(Figure record listings)
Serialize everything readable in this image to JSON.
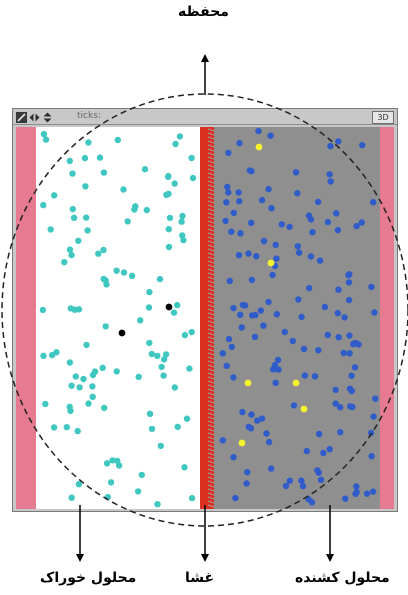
{
  "labels": {
    "container": "محفظه",
    "feed_solution": "محلول خوراک",
    "membrane": "غشا",
    "draw_solution": "محلول کشنده"
  },
  "toolbar": {
    "ticks_label": "ticks:",
    "three_d_button": "3D",
    "controls": [
      "edit-icon",
      "move-icon",
      "zoom-icon"
    ]
  },
  "colors": {
    "wall": "#e67a90",
    "feed_bg": "#ffffff",
    "membrane": "#d93020",
    "draw_bg": "#8f8f8f",
    "feed_particle": "#40c8c0",
    "draw_particle": "#2f5cc8",
    "solute_yellow": "#f4f430",
    "solute_black": "#000000"
  }
}
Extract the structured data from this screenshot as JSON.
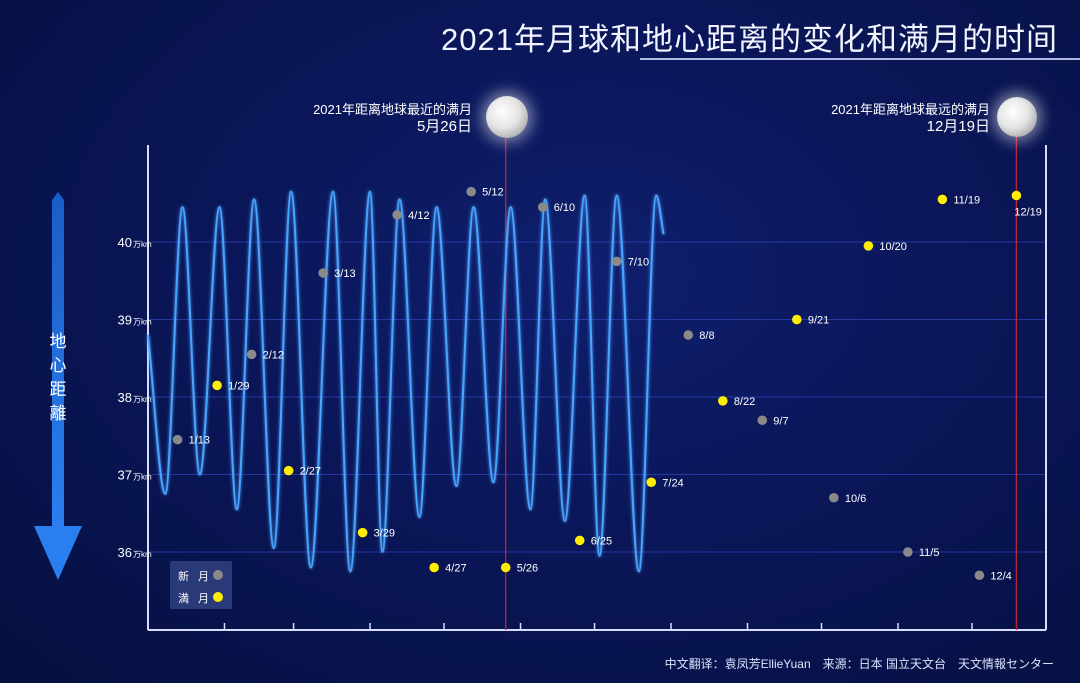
{
  "title": "2021年月球和地心距离的变化和满月的时间",
  "y_axis_label": "地心距離",
  "annotations": {
    "nearest": {
      "label": "2021年距离地球最近的满月",
      "date_label": "5月26日",
      "date": "5/26"
    },
    "farthest": {
      "label": "2021年距离地球最远的满月",
      "date_label": "12月19日",
      "date": "12/19"
    }
  },
  "legend": {
    "new_moon": "新 月",
    "full_moon": "満 月"
  },
  "credit": "中文翻译：袁凤芳EllieYuan　来源：日本 国立天文台　天文情報センター",
  "colors": {
    "curve": "#4aa4ff",
    "new_moon": "#8a8a8a",
    "full_moon": "#ffee00",
    "marker_line": "#c2213a",
    "grid": "#2b43b8"
  },
  "chart_data": {
    "type": "line",
    "y_unit": "万km",
    "yticks": [
      36,
      37,
      38,
      39,
      40
    ],
    "ylim": [
      35.0,
      41.2
    ],
    "xlim": [
      1,
      365
    ],
    "grid": true,
    "curve": [
      [
        1,
        38.8
      ],
      [
        8,
        36.75
      ],
      [
        15,
        40.45
      ],
      [
        22,
        37.0
      ],
      [
        30,
        40.45
      ],
      [
        37,
        36.55
      ],
      [
        44,
        40.55
      ],
      [
        52,
        36.05
      ],
      [
        59,
        40.65
      ],
      [
        67,
        35.8
      ],
      [
        76,
        40.65
      ],
      [
        83,
        35.75
      ],
      [
        91,
        40.65
      ],
      [
        96,
        36.0
      ],
      [
        103,
        40.55
      ],
      [
        111,
        36.45
      ],
      [
        118,
        40.45
      ],
      [
        126,
        36.85
      ],
      [
        133,
        40.45
      ],
      [
        141,
        36.9
      ],
      [
        148,
        40.45
      ],
      [
        156,
        36.55
      ],
      [
        162,
        40.55
      ],
      [
        170,
        36.4
      ],
      [
        178,
        40.6
      ],
      [
        184,
        35.95
      ],
      [
        191,
        40.6
      ],
      [
        200,
        35.75
      ],
      [
        207,
        40.6
      ],
      [
        210,
        40.1
      ]
    ],
    "series": [
      {
        "name": "新 月",
        "points": [
          {
            "label": "1/13",
            "x": 13,
            "y": 37.45
          },
          {
            "label": "2/12",
            "x": 43,
            "y": 38.55
          },
          {
            "label": "3/13",
            "x": 72,
            "y": 39.6
          },
          {
            "label": "4/12",
            "x": 102,
            "y": 40.35
          },
          {
            "label": "5/12",
            "x": 132,
            "y": 40.65
          },
          {
            "label": "6/10",
            "x": 161,
            "y": 40.45
          },
          {
            "label": "7/10",
            "x": 191,
            "y": 39.75
          },
          {
            "label": "8/8",
            "x": 220,
            "y": 38.8
          },
          {
            "label": "9/7",
            "x": 250,
            "y": 37.7
          },
          {
            "label": "10/6",
            "x": 279,
            "y": 36.7
          },
          {
            "label": "11/5",
            "x": 309,
            "y": 36.0
          },
          {
            "label": "12/4",
            "x": 338,
            "y": 35.7
          }
        ]
      },
      {
        "name": "満 月",
        "points": [
          {
            "label": "1/29",
            "x": 29,
            "y": 38.15
          },
          {
            "label": "2/27",
            "x": 58,
            "y": 37.05
          },
          {
            "label": "3/29",
            "x": 88,
            "y": 36.25
          },
          {
            "label": "4/27",
            "x": 117,
            "y": 35.8
          },
          {
            "label": "5/26",
            "x": 146,
            "y": 35.8
          },
          {
            "label": "6/25",
            "x": 176,
            "y": 36.15
          },
          {
            "label": "7/24",
            "x": 205,
            "y": 36.9
          },
          {
            "label": "8/22",
            "x": 234,
            "y": 37.95
          },
          {
            "label": "9/21",
            "x": 264,
            "y": 39.0
          },
          {
            "label": "10/20",
            "x": 293,
            "y": 39.95
          },
          {
            "label": "11/19",
            "x": 323,
            "y": 40.55
          },
          {
            "label": "12/19",
            "x": 353,
            "y": 40.6
          }
        ]
      }
    ],
    "vertical_markers": [
      "5/26",
      "12/19"
    ]
  }
}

Task instructions — Ignore the images and quote every line of the listing exactly.

Exercise result —
Serialize everything readable in this image to JSON.
{
  "labels": {
    "container": "محفظه",
    "feed_solution": "محلول خوراک",
    "membrane": "غشا",
    "draw_solution": "محلول کشنده"
  },
  "toolbar": {
    "ticks_label": "ticks:",
    "three_d_button": "3D",
    "controls": [
      "edit-icon",
      "move-icon",
      "zoom-icon"
    ]
  },
  "colors": {
    "wall": "#e67a90",
    "feed_bg": "#ffffff",
    "membrane": "#d93020",
    "draw_bg": "#8f8f8f",
    "feed_particle": "#40c8c0",
    "draw_particle": "#2f5cc8",
    "solute_yellow": "#f4f430",
    "solute_black": "#000000"
  }
}
Extract the structured data from this screenshot as JSON.
{
  "title": "2021年月球和地心距离的变化和满月的时间",
  "y_axis_label": "地心距離",
  "annotations": {
    "nearest": {
      "label": "2021年距离地球最近的满月",
      "date_label": "5月26日",
      "date": "5/26"
    },
    "farthest": {
      "label": "2021年距离地球最远的满月",
      "date_label": "12月19日",
      "date": "12/19"
    }
  },
  "legend": {
    "new_moon": "新 月",
    "full_moon": "満 月"
  },
  "credit": "中文翻译：袁凤芳EllieYuan　来源：日本 国立天文台　天文情報センター",
  "colors": {
    "curve": "#4aa4ff",
    "new_moon": "#8a8a8a",
    "full_moon": "#ffee00",
    "marker_line": "#c2213a",
    "grid": "#2b43b8"
  },
  "chart_data": {
    "type": "line",
    "y_unit": "万km",
    "yticks": [
      36,
      37,
      38,
      39,
      40
    ],
    "ylim": [
      35.0,
      41.2
    ],
    "xlim": [
      1,
      365
    ],
    "grid": true,
    "curve": [
      [
        1,
        38.8
      ],
      [
        8,
        36.75
      ],
      [
        15,
        40.45
      ],
      [
        22,
        37.0
      ],
      [
        30,
        40.45
      ],
      [
        37,
        36.55
      ],
      [
        44,
        40.55
      ],
      [
        52,
        36.05
      ],
      [
        59,
        40.65
      ],
      [
        67,
        35.8
      ],
      [
        76,
        40.65
      ],
      [
        83,
        35.75
      ],
      [
        91,
        40.65
      ],
      [
        96,
        36.0
      ],
      [
        103,
        40.55
      ],
      [
        111,
        36.45
      ],
      [
        118,
        40.45
      ],
      [
        126,
        36.85
      ],
      [
        133,
        40.45
      ],
      [
        141,
        36.9
      ],
      [
        148,
        40.45
      ],
      [
        156,
        36.55
      ],
      [
        162,
        40.55
      ],
      [
        170,
        36.4
      ],
      [
        178,
        40.6
      ],
      [
        184,
        35.95
      ],
      [
        191,
        40.6
      ],
      [
        200,
        35.75
      ],
      [
        207,
        40.6
      ],
      [
        210,
        40.1
      ]
    ],
    "series": [
      {
        "name": "新 月",
        "points": [
          {
            "label": "1/13",
            "x": 13,
            "y": 37.45
          },
          {
            "label": "2/12",
            "x": 43,
            "y": 38.55
          },
          {
            "label": "3/13",
            "x": 72,
            "y": 39.6
          },
          {
            "label": "4/12",
            "x": 102,
            "y": 40.35
          },
          {
            "label": "5/12",
            "x": 132,
            "y": 40.65
          },
          {
            "label": "6/10",
            "x": 161,
            "y": 40.45
          },
          {
            "label": "7/10",
            "x": 191,
            "y": 39.75
          },
          {
            "label": "8/8",
            "x": 220,
            "y": 38.8
          },
          {
            "label": "9/7",
            "x": 250,
            "y": 37.7
          },
          {
            "label": "10/6",
            "x": 279,
            "y": 36.7
          },
          {
            "label": "11/5",
            "x": 309,
            "y": 36.0
          },
          {
            "label": "12/4",
            "x": 338,
            "y": 35.7
          }
        ]
      },
      {
        "name": "満 月",
        "points": [
          {
            "label": "1/29",
            "x": 29,
            "y": 38.15
          },
          {
            "label": "2/27",
            "x": 58,
            "y": 37.05
          },
          {
            "label": "3/29",
            "x": 88,
            "y": 36.25
          },
          {
            "label": "4/27",
            "x": 117,
            "y": 35.8
          },
          {
            "label": "5/26",
            "x": 146,
            "y": 35.8
          },
          {
            "label": "6/25",
            "x": 176,
            "y": 36.15
          },
          {
            "label": "7/24",
            "x": 205,
            "y": 36.9
          },
          {
            "label": "8/22",
            "x": 234,
            "y": 37.95
          },
          {
            "label": "9/21",
            "x": 264,
            "y": 39.0
          },
          {
            "label": "10/20",
            "x": 293,
            "y": 39.95
          },
          {
            "label": "11/19",
            "x": 323,
            "y": 40.55
          },
          {
            "label": "12/19",
            "x": 353,
            "y": 40.6
          }
        ]
      }
    ],
    "vertical_markers": [
      "5/26",
      "12/19"
    ]
  }
}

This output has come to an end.